> Saved entries
◇ ◇ ◇

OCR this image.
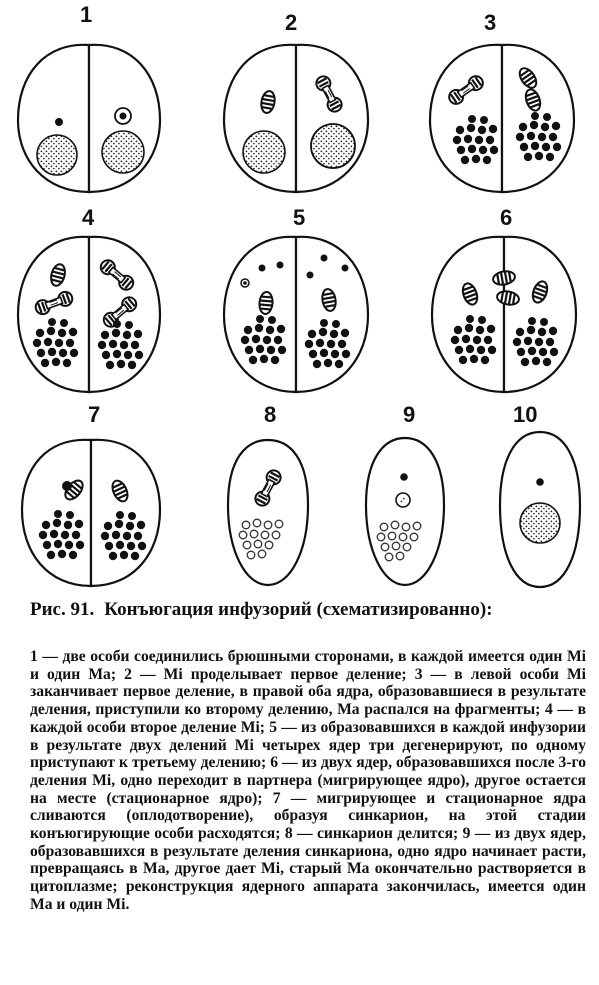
1	2	3
4	5	6
7	8	9	10

Рис. 91. Конъюгация инфузорий (схематизированно):

1 — две особи соединились брюшными сторонами, в каждой имеется один Mi и один Ma; 2 — Mi проделывает первое деление; 3 — в левой особи Mi заканчивает первое деление, в правой оба ядра, образовавшиеся в результате деления, приступили ко второму делению, Ma распался на фрагменты; 4 — в каждой особи второе деление Mi; 5 — из образовавшихся в каждой инфузории в результате двух делений Mi четырех ядер три дегенерируют, по одному приступают к третьему делению; 6 — из двух ядер, образовавшихся после 3-го деления Mi, одно переходит в партнера (мигрирующее ядро), другое остается на месте (стационарное ядро); 7 — мигрирующее и стационарное ядра сливаются (оплодотворение), образуя синкарион, на этой стадии конъюгирующие особи расходятся; 8 — синкарион делится; 9 — из двух ядер, образовавшихся в результате деления синкариона, одно ядро начинает расти, превращаясь в Ma, другое дает Mi, старый Ma окончательно растворяется в цитоплазме; реконструкция ядерного аппарата закончилась, имеется один Ma и один Mi.
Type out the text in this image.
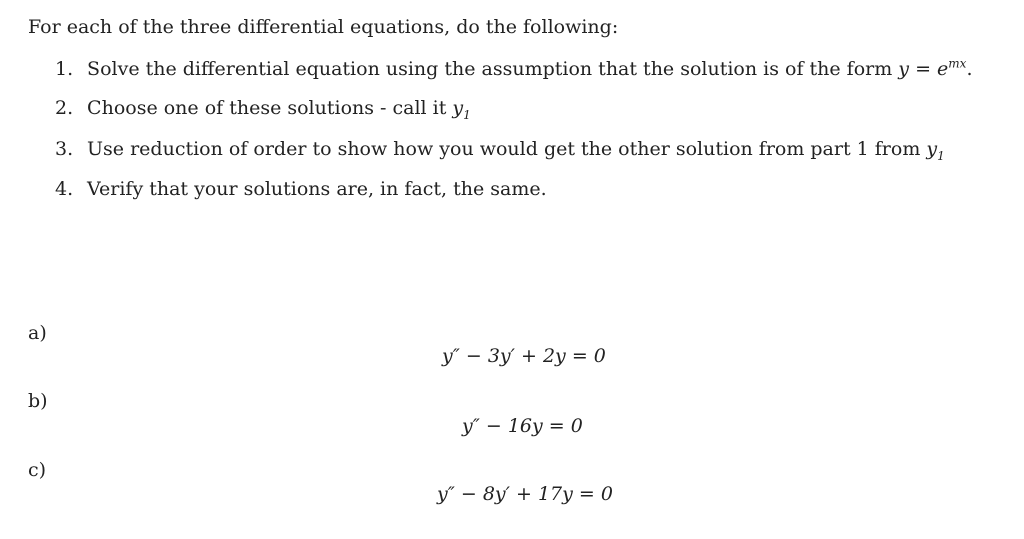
For each of the three differential equations, do the following:
1. Solve the differential equation using the assumption that the solution is of the form $y = e^{mx}$.
2. Choose one of these solutions - call it $y_1$
3. Use reduction of order to show how you would get the other solution from part 1 from $y_1$
4. Verify that your solutions are, in fact, the same.
a)
y″ − 3y′ + 2y = 0
b)
y″ − 16y = 0
c)
y″ − 8y′ + 17y = 0
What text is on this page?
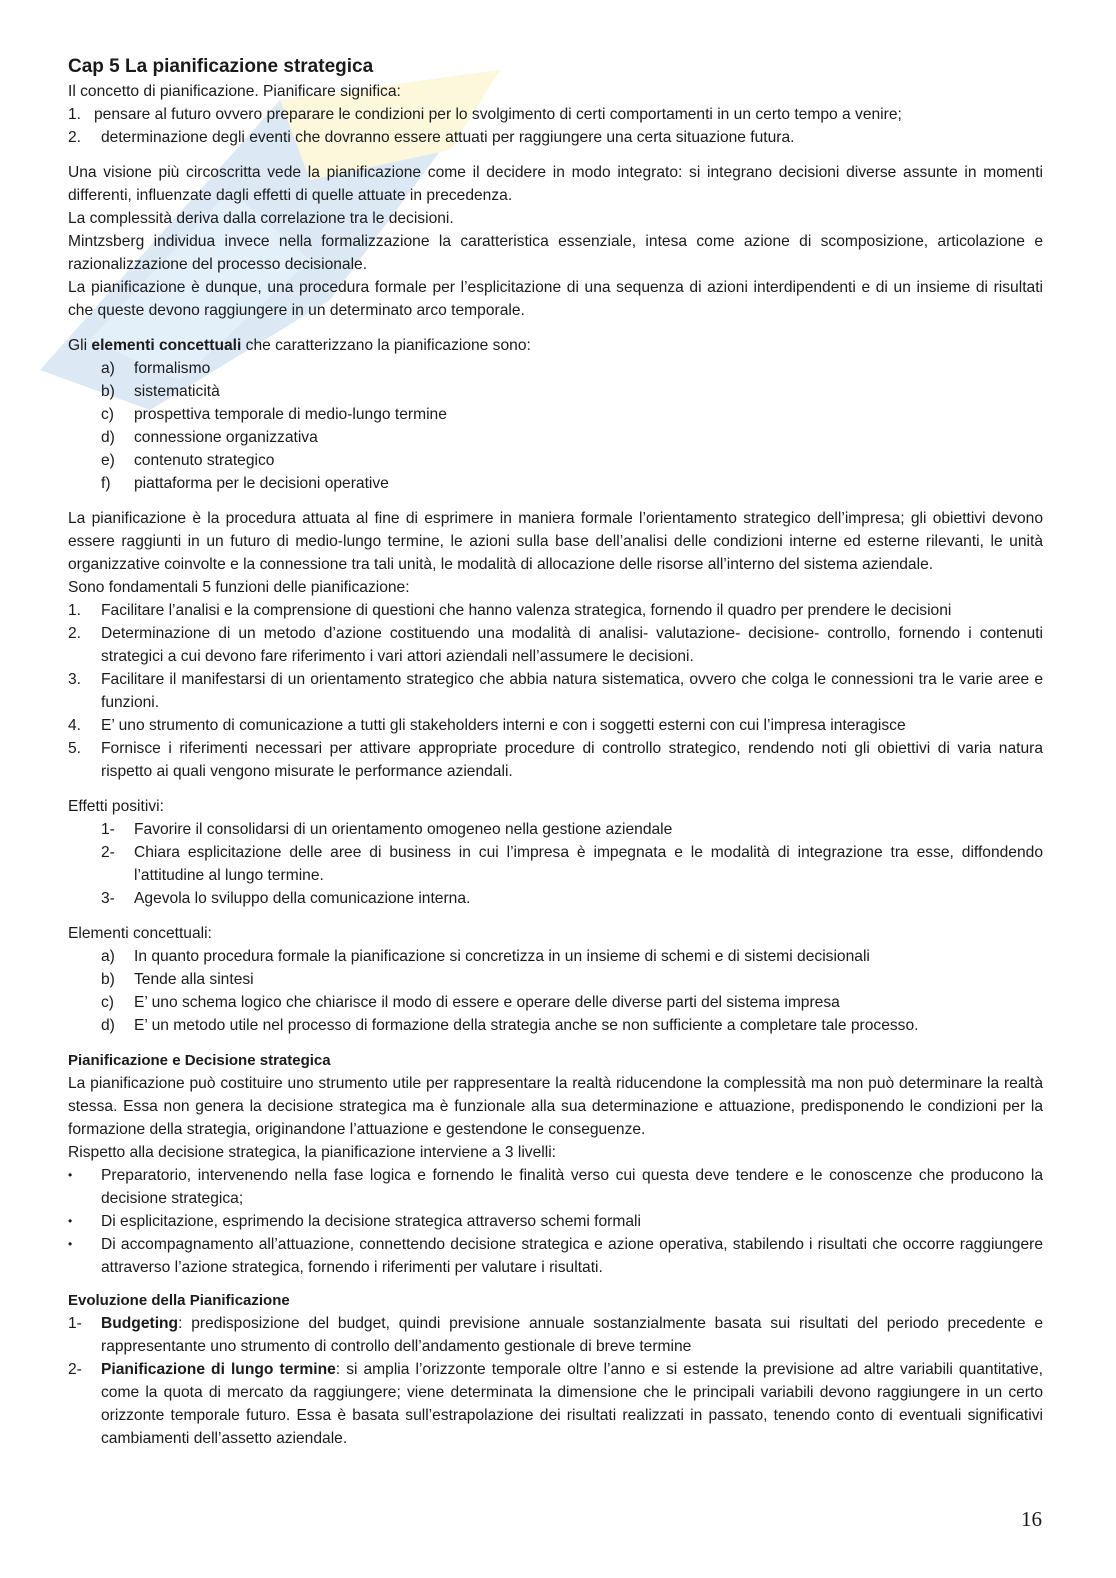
Cap 5 La pianificazione strategica

Il concetto di pianificazione. Pianificare significa:

1. pensare al futuro ovvero preparare le condizioni per lo svolgimento di certi comportamenti in un certo tempo a venire;
2.	determinazione degli eventi che dovranno essere attuati per raggiungere una certa situazione futura.

Una visione più circoscritta vede la pianificazione come il decidere in modo integrato: si integrano decisioni diverse assunte in momenti differenti, influenzate dagli effetti di quelle attuate in precedenza.

La complessità deriva dalla correlazione tra le decisioni.

Mintzsberg individua invece nella formalizzazione la caratteristica essenziale, intesa come azione di scomposizione, articolazione e razionalizzazione del processo decisionale.

La pianificazione è dunque, una procedura formale per l’esplicitazione di una sequenza di azioni interdipendenti e di un insieme di risultati che queste devono raggiungere in un determinato arco temporale.

Gli elementi concettuali che caratterizzano la pianificazione sono:

a)	formalismo
b)	sistematicità
c)	prospettiva temporale di medio-lungo termine
d)	connessione organizzativa
e)	contenuto strategico
f)	piattaforma per le decisioni operative

La pianificazione è la procedura attuata al fine di esprimere in maniera formale l’orientamento strategico dell’impresa; gli obiettivi devono essere raggiunti in un futuro di medio-lungo termine, le azioni sulla base dell’analisi delle condizioni interne ed esterne rilevanti, le unità organizzative coinvolte e la connessione tra tali unità, le modalità di allocazione delle risorse all’interno del sistema aziendale.

Sono fondamentali 5 funzioni delle pianificazione:

1.	Facilitare l’analisi e la comprensione di questioni che hanno valenza strategica, fornendo il quadro per prendere le decisioni
2.	Determinazione di un metodo d’azione costituendo una modalità di analisi- valutazione- decisione- controllo, fornendo i contenuti strategici a cui devono fare riferimento i vari attori aziendali nell’assumere le decisioni.
3.	Facilitare il manifestarsi di un orientamento strategico che abbia natura sistematica, ovvero che colga le connessioni tra le varie aree e funzioni.
4.	E’ uno strumento di comunicazione a tutti gli stakeholders interni e con i soggetti esterni con cui l’impresa interagisce
5.	Fornisce i riferimenti necessari per attivare appropriate procedure di controllo strategico, rendendo noti gli obiettivi di varia natura rispetto ai quali vengono misurate le performance aziendali.

Effetti positivi:

1-	Favorire il consolidarsi di un orientamento omogeneo nella gestione aziendale
2-	Chiara esplicitazione delle aree di business in cui l’impresa è impegnata e le modalità di integrazione tra esse, diffondendo l’attitudine al lungo termine.
3-	Agevola lo sviluppo della comunicazione interna.

Elementi concettuali:

a)	In quanto procedura formale la pianificazione si concretizza in un insieme di schemi e di sistemi decisionali
b)	Tende alla sintesi
c)	E’ uno schema logico che chiarisce il modo di essere e operare delle diverse parti del sistema impresa
d)	E’ un metodo utile nel processo di formazione della strategia anche se non sufficiente a completare tale processo.

Pianificazione e Decisione strategica

La pianificazione può costituire uno strumento utile per rappresentare la realtà riducendone la complessità ma non può determinare la realtà stessa. Essa non genera la decisione strategica ma è funzionale alla sua determinazione e attuazione, predisponendo le condizioni per la formazione della strategia, originandone l’attuazione e gestendone le conseguenze.

Rispetto alla decisione strategica, la pianificazione interviene a 3 livelli:

•	Preparatorio, intervenendo nella fase logica e fornendo le finalità verso cui questa deve tendere e le conoscenze che producono la decisione strategica;
•	Di esplicitazione, esprimendo la decisione strategica attraverso schemi formali
•	Di accompagnamento all’attuazione, connettendo decisione strategica e azione operativa, stabilendo i risultati che occorre raggiungere attraverso l’azione strategica, fornendo i riferimenti per valutare i risultati.

Evoluzione della Pianificazione

1-	Budgeting: predisposizione del budget, quindi previsione annuale sostanzialmente basata sui risultati del periodo precedente e rappresentante uno strumento di controllo dell’andamento gestionale di breve termine
2-	Pianificazione di lungo termine: si amplia l’orizzonte temporale oltre l’anno e si estende la previsione ad altre variabili quantitative, come la quota di mercato da raggiungere; viene determinata la dimensione che le principali variabili devono raggiungere in un certo orizzonte temporale futuro. Essa è basata sull’estrapolazione dei risultati realizzati in passato, tenendo conto di eventuali significativi cambiamenti dell’assetto aziendale.
16
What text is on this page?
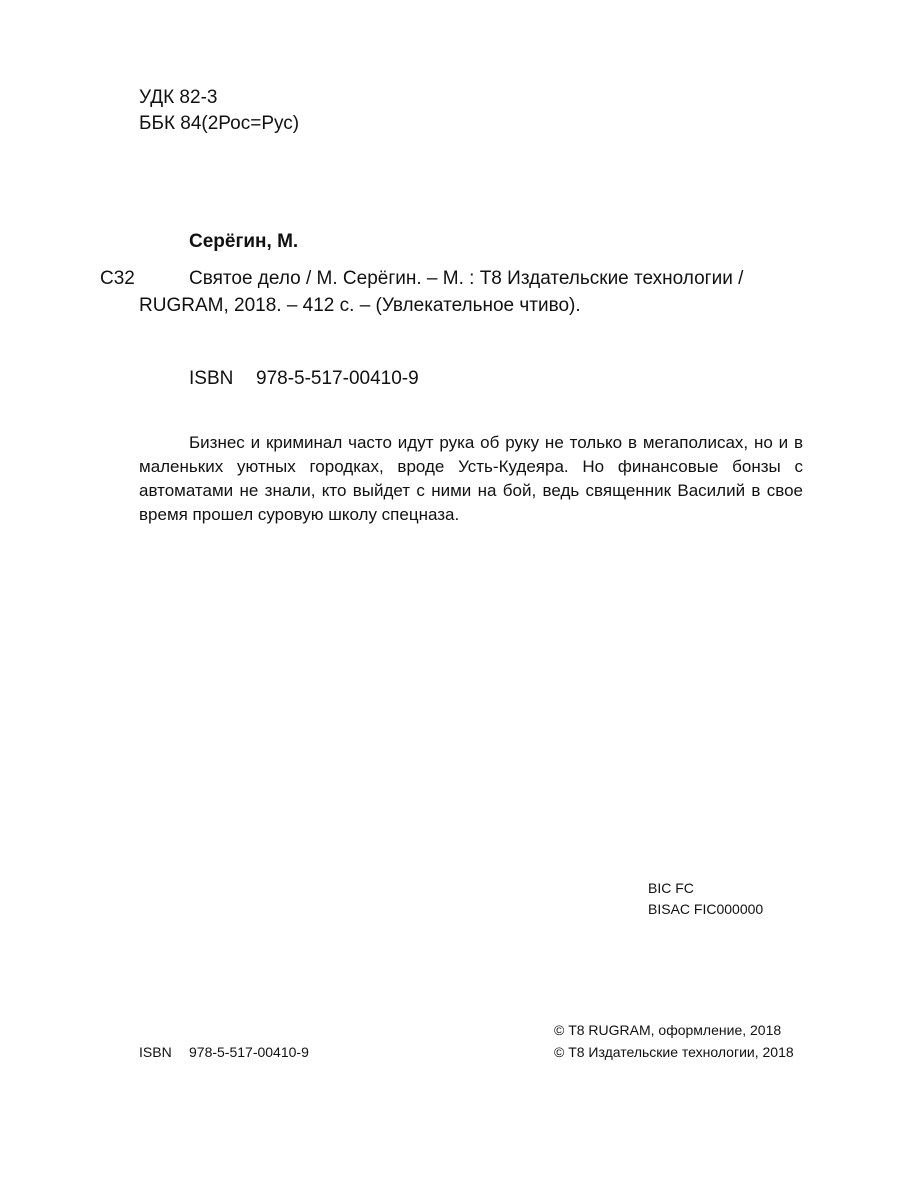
УДК 82-3
ББК 84(2Рос=Рус)
Серёгин, М.
С32	Святое дело / М. Серёгин. – М. : Т8 Издательские технологии /
RUGRAM, 2018. – 412 с. – (Увлекательное чтиво).
ISBN 978-5-517-00410-9

Бизнес и криминал часто идут рука об руку не только в мегаполисах, но и в маленьких уютных городках, вроде Усть-Кудеяра. Но финансовые бонзы с автоматами не знали, кто выйдет с ними на бой, ведь священник Василий в свое время прошел суровую школу спецназа.

BIC FC
BISAC FIC000000
© Т8 RUGRAM, оформление, 2018
ISBN 978-5-517-00410-9	© Т8 Издательские технологии, 2018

◇ ◇ ◇

> Exercise description
Every record above should be written out again without change, except that the pictures are left out.

> Response to this exercise
OCR this image.
1	2	3
4	5	6
7	8	9	10

Рис. 91. Конъюгация инфузорий (схематизированно):

1 — две особи соединились брюшными сторонами, в каждой имеется один Mi и один Ma; 2 — Mi проделывает первое деление; 3 — в левой особи Mi заканчивает первое деление, в правой оба ядра, образовавшиеся в результате деления, приступили ко второму делению, Ma распался на фрагменты; 4 — в каждой особи второе деление Mi; 5 — из образовавшихся в каждой инфузории в результате двух делений Mi четырех ядер три дегенерируют, по одному приступают к третьему делению; 6 — из двух ядер, образовавшихся после 3-го деления Mi, одно переходит в партнера (мигрирующее ядро), другое остается на месте (стационарное ядро); 7 — мигрирующее и стационарное ядра сливаются (оплодотворение), образуя синкарион, на этой стадии конъюгирующие особи расходятся; 8 — синкарион делится; 9 — из двух ядер, образовавшихся в результате деления синкариона, одно ядро начинает расти, превращаясь в Ma, другое дает Mi, старый Ma окончательно растворяется в цитоплазме; реконструкция ядерного аппарата закончилась, имеется один Ma и один Mi.
Type out the text in this image.
For each of the three differential equations, do the following:
1. Solve the differential equation using the assumption that the solution is of the form $y = e^{mx}$.
2. Choose one of these solutions - call it $y_1$
3. Use reduction of order to show how you would get the other solution from part 1 from $y_1$
4. Verify that your solutions are, in fact, the same.
a)
y″ − 3y′ + 2y = 0
b)
y″ − 16y = 0
c)
y″ − 8y′ + 17y = 0
What text is on this page?
Cap 5 La pianificazione strategica

Il concetto di pianificazione. Pianificare significa:

1. pensare al futuro ovvero preparare le condizioni per lo svolgimento di certi comportamenti in un certo tempo a venire;
2.	determinazione degli eventi che dovranno essere attuati per raggiungere una certa situazione futura.

Una visione più circoscritta vede la pianificazione come il decidere in modo integrato: si integrano decisioni diverse assunte in momenti differenti, influenzate dagli effetti di quelle attuate in precedenza.

La complessità deriva dalla correlazione tra le decisioni.

Mintzsberg individua invece nella formalizzazione la caratteristica essenziale, intesa come azione di scomposizione, articolazione e razionalizzazione del processo decisionale.

La pianificazione è dunque, una procedura formale per l’esplicitazione di una sequenza di azioni interdipendenti e di un insieme di risultati che queste devono raggiungere in un determinato arco temporale.

Gli elementi concettuali che caratterizzano la pianificazione sono:

a)	formalismo
b)	sistematicità
c)	prospettiva temporale di medio-lungo termine
d)	connessione organizzativa
e)	contenuto strategico
f)	piattaforma per le decisioni operative

La pianificazione è la procedura attuata al fine di esprimere in maniera formale l’orientamento strategico dell’impresa; gli obiettivi devono essere raggiunti in un futuro di medio-lungo termine, le azioni sulla base dell’analisi delle condizioni interne ed esterne rilevanti, le unità organizzative coinvolte e la connessione tra tali unità, le modalità di allocazione delle risorse all’interno del sistema aziendale.

Sono fondamentali 5 funzioni delle pianificazione:

1.	Facilitare l’analisi e la comprensione di questioni che hanno valenza strategica, fornendo il quadro per prendere le decisioni
2.	Determinazione di un metodo d’azione costituendo una modalità di analisi- valutazione- decisione- controllo, fornendo i contenuti strategici a cui devono fare riferimento i vari attori aziendali nell’assumere le decisioni.
3.	Facilitare il manifestarsi di un orientamento strategico che abbia natura sistematica, ovvero che colga le connessioni tra le varie aree e funzioni.
4.	E’ uno strumento di comunicazione a tutti gli stakeholders interni e con i soggetti esterni con cui l’impresa interagisce
5.	Fornisce i riferimenti necessari per attivare appropriate procedure di controllo strategico, rendendo noti gli obiettivi di varia natura rispetto ai quali vengono misurate le performance aziendali.

Effetti positivi:

1-	Favorire il consolidarsi di un orientamento omogeneo nella gestione aziendale
2-	Chiara esplicitazione delle aree di business in cui l’impresa è impegnata e le modalità di integrazione tra esse, diffondendo l’attitudine al lungo termine.
3-	Agevola lo sviluppo della comunicazione interna.

Elementi concettuali:

a)	In quanto procedura formale la pianificazione si concretizza in un insieme di schemi e di sistemi decisionali
b)	Tende alla sintesi
c)	E’ uno schema logico che chiarisce il modo di essere e operare delle diverse parti del sistema impresa
d)	E’ un metodo utile nel processo di formazione della strategia anche se non sufficiente a completare tale processo.

Pianificazione e Decisione strategica

La pianificazione può costituire uno strumento utile per rappresentare la realtà riducendone la complessità ma non può determinare la realtà stessa. Essa non genera la decisione strategica ma è funzionale alla sua determinazione e attuazione, predisponendo le condizioni per la formazione della strategia, originandone l’attuazione e gestendone le conseguenze.

Rispetto alla decisione strategica, la pianificazione interviene a 3 livelli:

•	Preparatorio, intervenendo nella fase logica e fornendo le finalità verso cui questa deve tendere e le conoscenze che producono la decisione strategica;
•	Di esplicitazione, esprimendo la decisione strategica attraverso schemi formali
•	Di accompagnamento all’attuazione, connettendo decisione strategica e azione operativa, stabilendo i risultati che occorre raggiungere attraverso l’azione strategica, fornendo i riferimenti per valutare i risultati.

Evoluzione della Pianificazione

1-	Budgeting: predisposizione del budget, quindi previsione annuale sostanzialmente basata sui risultati del periodo precedente e rappresentante uno strumento di controllo dell’andamento gestionale di breve termine
2-	Pianificazione di lungo termine: si amplia l’orizzonte temporale oltre l’anno e si estende la previsione ad altre variabili quantitative, come la quota di mercato da raggiungere; viene determinata la dimensione che le principali variabili devono raggiungere in un certo orizzonte temporale futuro. Essa è basata sull’estrapolazione dei risultati realizzati in passato, tenendo conto di eventuali significativi cambiamenti dell’assetto aziendale.
16
What text is on this page?
УДК 82-3
ББК 84(2Рос=Рус)
Серёгин, М.
С32	Святое дело / М. Серёгин. – М. : Т8 Издательские технологии /
RUGRAM, 2018. – 412 с. – (Увлекательное чтиво).
ISBN 978-5-517-00410-9

Бизнес и криминал часто идут рука об руку не только в мегаполисах, но и в маленьких уютных городках, вроде Усть-Кудеяра. Но финансовые бонзы с автоматами не знали, кто выйдет с ними на бой, ведь священник Василий в свое время прошел суровую школу спецназа.

BIC FC
BISAC FIC000000
© Т8 RUGRAM, оформление, 2018
ISBN 978-5-517-00410-9	© Т8 Издательские технологии, 2018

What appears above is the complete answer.